-- INSTRUCTION --
Copy out every record below, word for word.

-- EXTRACTED RECORDS --
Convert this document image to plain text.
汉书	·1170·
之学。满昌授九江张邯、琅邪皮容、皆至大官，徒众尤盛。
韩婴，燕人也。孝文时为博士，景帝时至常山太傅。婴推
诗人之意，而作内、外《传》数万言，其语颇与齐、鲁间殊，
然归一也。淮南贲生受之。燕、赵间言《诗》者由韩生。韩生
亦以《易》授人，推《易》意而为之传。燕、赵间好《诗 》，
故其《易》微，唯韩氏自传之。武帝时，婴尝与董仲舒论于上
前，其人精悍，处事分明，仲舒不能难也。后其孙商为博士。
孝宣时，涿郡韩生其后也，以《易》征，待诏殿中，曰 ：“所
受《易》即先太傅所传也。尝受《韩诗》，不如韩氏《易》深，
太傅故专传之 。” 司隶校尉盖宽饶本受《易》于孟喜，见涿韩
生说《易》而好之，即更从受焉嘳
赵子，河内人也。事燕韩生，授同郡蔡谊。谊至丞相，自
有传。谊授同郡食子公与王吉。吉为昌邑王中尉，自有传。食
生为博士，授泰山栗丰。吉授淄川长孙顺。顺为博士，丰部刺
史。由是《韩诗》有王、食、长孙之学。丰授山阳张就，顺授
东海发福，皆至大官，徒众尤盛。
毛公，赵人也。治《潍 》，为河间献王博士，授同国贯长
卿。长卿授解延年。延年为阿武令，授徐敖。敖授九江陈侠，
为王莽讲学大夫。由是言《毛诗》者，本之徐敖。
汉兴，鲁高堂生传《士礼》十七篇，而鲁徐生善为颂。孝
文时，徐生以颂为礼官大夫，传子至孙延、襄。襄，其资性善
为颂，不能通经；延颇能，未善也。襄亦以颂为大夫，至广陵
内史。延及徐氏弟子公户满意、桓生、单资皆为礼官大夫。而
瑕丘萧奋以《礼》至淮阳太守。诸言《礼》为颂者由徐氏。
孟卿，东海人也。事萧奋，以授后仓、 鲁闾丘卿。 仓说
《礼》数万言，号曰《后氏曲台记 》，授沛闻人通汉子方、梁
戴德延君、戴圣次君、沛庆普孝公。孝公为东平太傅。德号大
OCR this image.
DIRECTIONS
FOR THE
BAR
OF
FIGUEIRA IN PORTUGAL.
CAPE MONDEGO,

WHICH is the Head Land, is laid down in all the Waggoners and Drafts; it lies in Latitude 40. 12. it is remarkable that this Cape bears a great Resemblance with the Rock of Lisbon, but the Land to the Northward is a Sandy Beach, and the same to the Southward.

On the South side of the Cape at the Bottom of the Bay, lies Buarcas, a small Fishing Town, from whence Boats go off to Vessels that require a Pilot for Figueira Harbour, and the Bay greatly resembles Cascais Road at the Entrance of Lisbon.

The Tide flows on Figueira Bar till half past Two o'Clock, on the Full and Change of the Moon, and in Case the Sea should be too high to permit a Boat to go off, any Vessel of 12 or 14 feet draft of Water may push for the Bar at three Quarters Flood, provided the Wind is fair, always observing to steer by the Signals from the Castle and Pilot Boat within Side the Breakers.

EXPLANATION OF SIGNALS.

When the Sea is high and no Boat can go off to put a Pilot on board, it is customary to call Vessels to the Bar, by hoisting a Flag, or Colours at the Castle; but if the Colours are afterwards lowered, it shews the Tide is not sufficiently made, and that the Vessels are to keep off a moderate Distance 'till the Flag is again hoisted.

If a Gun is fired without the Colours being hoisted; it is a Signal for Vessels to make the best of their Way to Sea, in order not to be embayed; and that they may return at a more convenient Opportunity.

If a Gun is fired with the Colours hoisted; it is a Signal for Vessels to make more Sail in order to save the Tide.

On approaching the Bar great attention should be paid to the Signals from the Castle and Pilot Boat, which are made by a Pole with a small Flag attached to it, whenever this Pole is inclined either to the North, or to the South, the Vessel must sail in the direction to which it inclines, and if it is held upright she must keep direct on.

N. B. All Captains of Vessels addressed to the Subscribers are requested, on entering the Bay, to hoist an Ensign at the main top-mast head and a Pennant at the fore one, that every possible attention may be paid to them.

-- COMPLETE OUTPUT --
Convert this document image to plain text.
汉书	·1170·
之学。满昌授九江张邯、琅邪皮容、皆至大官，徒众尤盛。
韩婴，燕人也。孝文时为博士，景帝时至常山太傅。婴推
诗人之意，而作内、外《传》数万言，其语颇与齐、鲁间殊，
然归一也。淮南贲生受之。燕、赵间言《诗》者由韩生。韩生
亦以《易》授人，推《易》意而为之传。燕、赵间好《诗 》，
故其《易》微，唯韩氏自传之。武帝时，婴尝与董仲舒论于上
前，其人精悍，处事分明，仲舒不能难也。后其孙商为博士。
孝宣时，涿郡韩生其后也，以《易》征，待诏殿中，曰 ：“所
受《易》即先太傅所传也。尝受《韩诗》，不如韩氏《易》深，
太傅故专传之 。” 司隶校尉盖宽饶本受《易》于孟喜，见涿韩
生说《易》而好之，即更从受焉嘳
赵子，河内人也。事燕韩生，授同郡蔡谊。谊至丞相，自
有传。谊授同郡食子公与王吉。吉为昌邑王中尉，自有传。食
生为博士，授泰山栗丰。吉授淄川长孙顺。顺为博士，丰部刺
史。由是《韩诗》有王、食、长孙之学。丰授山阳张就，顺授
东海发福，皆至大官，徒众尤盛。
毛公，赵人也。治《潍 》，为河间献王博士，授同国贯长
卿。长卿授解延年。延年为阿武令，授徐敖。敖授九江陈侠，
为王莽讲学大夫。由是言《毛诗》者，本之徐敖。
汉兴，鲁高堂生传《士礼》十七篇，而鲁徐生善为颂。孝
文时，徐生以颂为礼官大夫，传子至孙延、襄。襄，其资性善
为颂，不能通经；延颇能，未善也。襄亦以颂为大夫，至广陵
内史。延及徐氏弟子公户满意、桓生、单资皆为礼官大夫。而
瑕丘萧奋以《礼》至淮阳太守。诸言《礼》为颂者由徐氏。
孟卿，东海人也。事萧奋，以授后仓、 鲁闾丘卿。 仓说
《礼》数万言，号曰《后氏曲台记 》，授沛闻人通汉子方、梁
戴德延君、戴圣次君、沛庆普孝公。孝公为东平太傅。德号大
OCR this image.
DIRECTIONS
FOR THE
BAR
OF
FIGUEIRA IN PORTUGAL.
CAPE MONDEGO,

WHICH is the Head Land, is laid down in all the Waggoners and Drafts; it lies in Latitude 40. 12. it is remarkable that this Cape bears a great Resemblance with the Rock of Lisbon, but the Land to the Northward is a Sandy Beach, and the same to the Southward.

On the South side of the Cape at the Bottom of the Bay, lies Buarcas, a small Fishing Town, from whence Boats go off to Vessels that require a Pilot for Figueira Harbour, and the Bay greatly resembles Cascais Road at the Entrance of Lisbon.

The Tide flows on Figueira Bar till half past Two o'Clock, on the Full and Change of the Moon, and in Case the Sea should be too high to permit a Boat to go off, any Vessel of 12 or 14 feet draft of Water may push for the Bar at three Quarters Flood, provided the Wind is fair, always observing to steer by the Signals from the Castle and Pilot Boat within Side the Breakers.

EXPLANATION OF SIGNALS.

When the Sea is high and no Boat can go off to put a Pilot on board, it is customary to call Vessels to the Bar, by hoisting a Flag, or Colours at the Castle; but if the Colours are afterwards lowered, it shews the Tide is not sufficiently made, and that the Vessels are to keep off a moderate Distance 'till the Flag is again hoisted.

If a Gun is fired without the Colours being hoisted; it is a Signal for Vessels to make the best of their Way to Sea, in order not to be embayed; and that they may return at a more convenient Opportunity.

If a Gun is fired with the Colours hoisted; it is a Signal for Vessels to make more Sail in order to save the Tide.

On approaching the Bar great attention should be paid to the Signals from the Castle and Pilot Boat, which are made by a Pole with a small Flag attached to it, whenever this Pole is inclined either to the North, or to the South, the Vessel must sail in the direction to which it inclines, and if it is held upright she must keep direct on.

N. B. All Captains of Vessels addressed to the Subscribers are requested, on entering the Bay, to hoist an Ensign at the main top-mast head and a Pennant at the fore one, that every possible attention may be paid to them.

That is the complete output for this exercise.